(Layout coordinate data)

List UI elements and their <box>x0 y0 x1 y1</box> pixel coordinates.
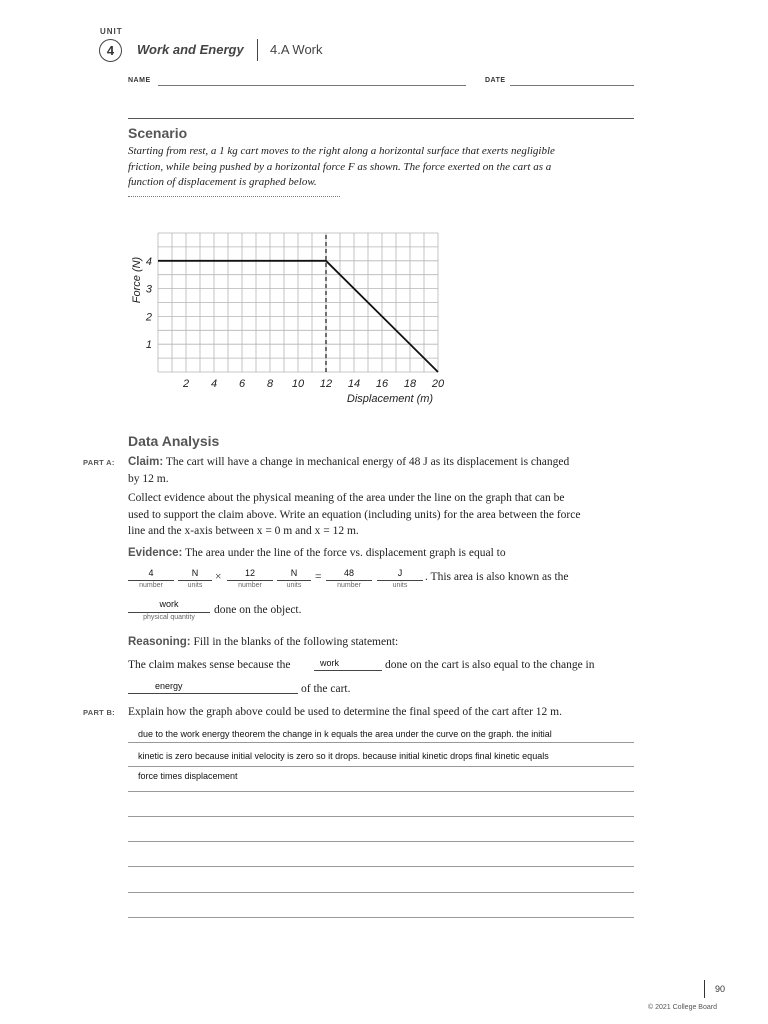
answer-rule <box>128 791 634 792</box>
collect-line-2: used to support the claim above. Write an equation (including units) for the area between the force <box>128 508 581 521</box>
equation-number-1[interactable]: 4 <box>128 568 174 581</box>
x-tick-label: 8 <box>266 378 274 390</box>
equation-result-units[interactable]: J <box>377 568 423 581</box>
y-tick-label: 1 <box>145 339 152 352</box>
data-analysis-heading: Data Analysis <box>128 433 220 449</box>
x-tick-label: 14 <box>347 378 361 390</box>
answer-rule <box>128 892 634 893</box>
equation-units-1[interactable]: N <box>178 568 212 581</box>
chart-y-axis-label: Force (N) <box>131 256 143 304</box>
unit-number-badge: 4 <box>99 39 122 62</box>
x-tick-label: 16 <box>375 378 389 390</box>
answer-rule <box>128 866 634 867</box>
name-label: NAME <box>128 77 151 84</box>
equation-result-number[interactable]: 48 <box>326 568 372 581</box>
collect-line-3: line and the x-axis between x = 0 m and x = 12 m. <box>128 525 359 537</box>
y-tick-label: 3 <box>145 283 152 296</box>
force-displacement-chart <box>120 225 450 410</box>
equation-caption-units-2: units <box>286 582 302 589</box>
answer-rule <box>128 742 634 743</box>
answer-rule <box>128 766 634 767</box>
scenario-line-3: function of displacement is graphed below. <box>128 176 317 188</box>
equation-number-2[interactable]: 12 <box>227 568 273 581</box>
chart-x-axis-label: Displacement (m) <box>346 393 434 405</box>
answer-line-1: due to the work energy theorem the change in k equals the area under the curve on the graph. the initial <box>138 729 552 739</box>
physical-quantity-blank[interactable]: work <box>128 599 210 613</box>
x-tick-label: 4 <box>210 378 218 390</box>
reasoning-blank-work[interactable] <box>314 658 382 671</box>
part-b-prompt: Explain how the graph above could be used to determine the final speed of the cart after 12 m. <box>128 706 562 718</box>
reasoning-line <box>128 634 398 651</box>
equation-caption-number-3: number <box>337 582 361 589</box>
y-tick-label: 4 <box>145 255 152 268</box>
times-sign: × <box>215 571 222 583</box>
claim-text-1: The cart will have a change in mechanical energy of 48 J as its displacement is changed <box>165 456 570 468</box>
page-number: 90 <box>715 984 726 994</box>
part-a-label: PART A: <box>83 458 115 467</box>
collect-line-1: Collect evidence about the physical meaning of the area under the line on the graph that can be <box>128 492 565 504</box>
equation-caption-number-1: number <box>139 582 163 589</box>
claim-text-2: by 12 m. <box>128 472 169 485</box>
date-field-line[interactable] <box>510 85 634 86</box>
evidence-label: Evidence: <box>128 547 183 559</box>
part-b-label: PART B: <box>83 708 115 717</box>
claim-paragraph <box>128 454 638 487</box>
header-divider <box>257 39 258 61</box>
copyright: © 2021 College Board <box>648 1004 717 1011</box>
chart-tick-labels <box>145 256 445 390</box>
equation-caption-units-3: units <box>392 582 408 589</box>
collect-paragraph <box>128 490 638 540</box>
scenario-dotted-rule <box>128 196 340 197</box>
scenario-text <box>128 144 648 191</box>
evidence-tail: . This area is also known as the <box>425 571 569 583</box>
answer-rule <box>128 816 634 817</box>
chart-grid <box>158 233 438 372</box>
section-title: 4.A Work <box>270 42 323 57</box>
unit-label: UNIT <box>100 27 123 36</box>
header-rule <box>128 118 634 119</box>
date-label: DATE <box>485 77 506 84</box>
reasoning-blank-work-value: work <box>320 658 340 668</box>
reasoning-blank-energy-value: energy <box>155 681 183 691</box>
x-tick-label: 2 <box>182 378 190 390</box>
answer-line-2: kinetic is zero because initial velocity is zero so it drops. because initial kinetic drops final kinetic equals <box>138 751 549 761</box>
equation-caption-number-2: number <box>238 582 262 589</box>
reasoning-1b: done on the cart is also equal to the change in <box>385 659 595 671</box>
unit-title: Work and Energy <box>137 42 244 57</box>
scenario-line-1: Starting from rest, a 1 kg cart moves to the right along a horizontal surface that exerts negligible <box>128 145 555 157</box>
quantity-tail: done on the object. <box>214 604 302 616</box>
evidence-text: The area under the line of the force vs. displacement graph is equal to <box>185 547 506 559</box>
equation-units-2[interactable]: N <box>277 568 311 581</box>
x-tick-label: 20 <box>431 378 445 390</box>
answer-rule <box>128 841 634 842</box>
footer-divider <box>704 980 705 998</box>
scenario-heading: Scenario <box>128 125 188 141</box>
x-tick-label: 6 <box>238 378 246 390</box>
y-tick-label: 2 <box>145 311 152 324</box>
name-field-line[interactable] <box>158 85 466 86</box>
answer-rule <box>128 917 634 918</box>
equals-sign: = <box>315 571 322 583</box>
x-tick-label: 10 <box>291 378 305 390</box>
claim-label: Claim: <box>128 456 164 468</box>
physical-quantity-caption: physical quantity <box>143 614 195 621</box>
reasoning-1a: The claim makes sense because the <box>128 659 291 671</box>
reasoning-text: Fill in the blanks of the following statement: <box>193 636 399 648</box>
scenario-line-2: friction, while being pushed by a horizontal force F as shown. The force exerted on the cart as a <box>128 160 552 173</box>
x-tick-label: 12 <box>319 378 333 390</box>
equation-caption-units-1: units <box>187 582 203 589</box>
reasoning-2b: of the cart. <box>301 683 351 695</box>
answer-line-3: force times displacement <box>138 771 238 781</box>
x-tick-label: 18 <box>403 378 417 390</box>
reasoning-blank-energy[interactable] <box>128 681 298 694</box>
evidence-line <box>128 545 638 562</box>
reasoning-label: Reasoning: <box>128 636 191 648</box>
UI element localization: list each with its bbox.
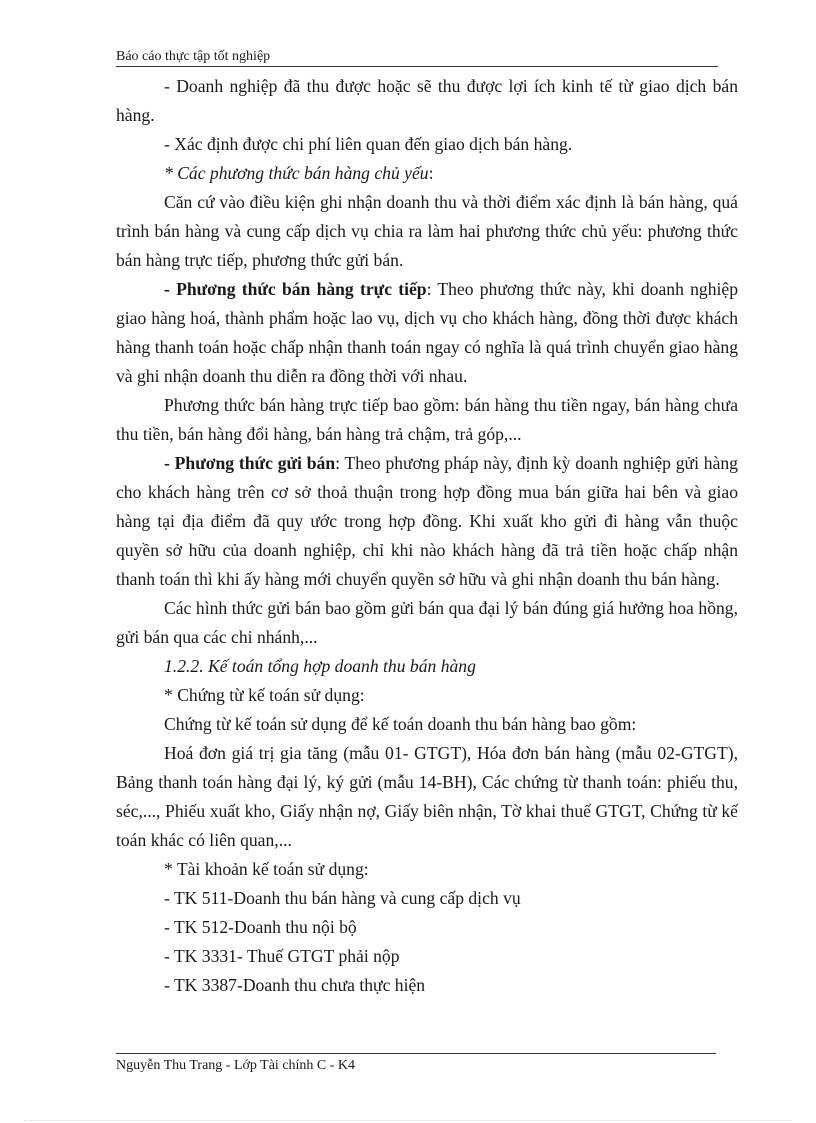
paragraph-methods-heading — [116, 159, 738, 188]
methods-heading-text: * Các phương thức bán hàng chủ yếu — [164, 163, 429, 183]
page-header — [116, 49, 718, 67]
direct-sale-term: - Phương thức bán hàng trực tiếp — [164, 279, 427, 299]
paragraph-cost: - Xác định được chi phí liên quan đến giao dịch bán hàng. — [164, 134, 573, 154]
footer-divider — [116, 1053, 716, 1054]
consignment-description: : Theo phương pháp này, định kỳ doanh nghiệp gửi hàng cho khách hàng trên cơ sở thoả thuận trong hợp đồng mua bán giữa hai bên và giao hàng tại địa điểm đã quy ước trong hợp đồng. Khi xuất kho gửi đi hàng vẫn thuộc quyền sở hữu của doanh nghiệp, chỉ khi nào khách hàng đã trả tiền hoặc chấp nhận thanh toán thì khi ấy hàng mới chuyển quyền sở hữu và ghi nhận doanh thu bán hàng. — [116, 453, 738, 589]
account-item: - TK 3387-Doanh thu chưa thực hiện — [164, 975, 426, 995]
account-item: - TK 512-Doanh thu nội bộ — [164, 917, 357, 937]
page-footer — [116, 1058, 355, 1074]
methods-heading-colon: : — [428, 163, 434, 183]
footer-text: Nguyễn Thu Trang - Lớp Tài chính C - K4 — [116, 1058, 356, 1073]
direct-sale-description: : Theo phương thức này, khi doanh nghiệp giao hàng hoá, thành phẩm hoặc lao vụ, dịch vụ cho khách hàng, đồng thời được khách hàng thanh toán hoặc chấp nhận thanh toán ngay có nghĩa là quá trình chuyển giao hàng và ghi nhận doanh thu diễn ra đồng thời với nhau. — [116, 279, 738, 386]
paragraph-accounts-heading: * Tài khoản kế toán sử dụng: — [164, 859, 369, 879]
paragraph-methods-intro: Căn cứ vào điều kiện ghi nhận doanh thu và thời điểm xác định là bán hàng, quá trình bán hàng và cung cấp dịch vụ chia ra làm hai phương thức chủ yếu: phương thức bán hàng trực tiếp, phương thức gửi bán. — [116, 192, 738, 270]
paragraph-direct-sale — [116, 275, 738, 391]
account-item: - TK 3331- Thuế GTGT phải nộp — [164, 946, 400, 966]
document-body — [116, 72, 738, 1000]
paragraph-documents-intro: Chứng từ kế toán sử dụng để kế toán doanh thu bán hàng bao gồm: — [164, 714, 637, 734]
paragraph-consignment-forms: Các hình thức gửi bán bao gồm gửi bán qua đại lý bán đúng giá hưởng hoa hồng, gửi bán qua các chi nhánh,... — [116, 598, 738, 647]
header-title: Báo cáo thực tập tốt nghiệp — [116, 49, 271, 64]
paragraph-direct-sale-types: Phương thức bán hàng trực tiếp bao gồm: bán hàng thu tiền ngay, bán hàng chưa thu tiền, bán hàng đổi hàng, bán hàng trả chậm, trả góp,... — [116, 395, 738, 444]
page-bottom-edge — [24, 1120, 792, 1121]
paragraph-documents-list: Hoá đơn giá trị gia tăng (mẫu 01- GTGT), Hóa đơn bán hàng (mẫu 02-GTGT), Bảng thanh toán hàng đại lý, ký gửi (mẫu 14-BH), Các chứng từ thanh toán: phiếu thu, séc,..., Phiếu xuất kho, Giấy nhận nợ, Giấy biên nhận, Tờ khai thuế GTGT, Chứng từ kế toán khác có liên quan,... — [116, 743, 738, 850]
paragraph-benefit: - Doanh nghiệp đã thu được hoặc sẽ thu được lợi ích kinh tế từ giao dịch bán hàng. — [116, 76, 738, 125]
paragraph-documents-heading: * Chứng từ kế toán sử dụng: — [164, 685, 365, 705]
account-item: - TK 511-Doanh thu bán hàng và cung cấp dịch vụ — [164, 888, 521, 908]
consignment-term: - Phương thức gửi bán — [164, 453, 336, 473]
section-heading: 1.2.2. Kế toán tổng hợp doanh thu bán hàng — [164, 656, 476, 676]
paragraph-consignment — [116, 449, 738, 594]
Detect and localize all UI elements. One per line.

*Aim*. Reproduce the lines of the data word for word, beginning with the line that contains "paragraph-methods-heading — [116, 159, 738, 188]" and continuing through the line that contains "footer-divider — [116, 1053, 716, 1054]", both included.

*The completed task*.
paragraph-methods-heading — [116, 159, 738, 188]
methods-heading-text: * Các phương thức bán hàng chủ yếu — [164, 163, 429, 183]
page-header — [116, 49, 718, 67]
direct-sale-term: - Phương thức bán hàng trực tiếp — [164, 279, 427, 299]
paragraph-cost: - Xác định được chi phí liên quan đến giao dịch bán hàng. — [164, 134, 573, 154]
footer-divider — [116, 1053, 716, 1054]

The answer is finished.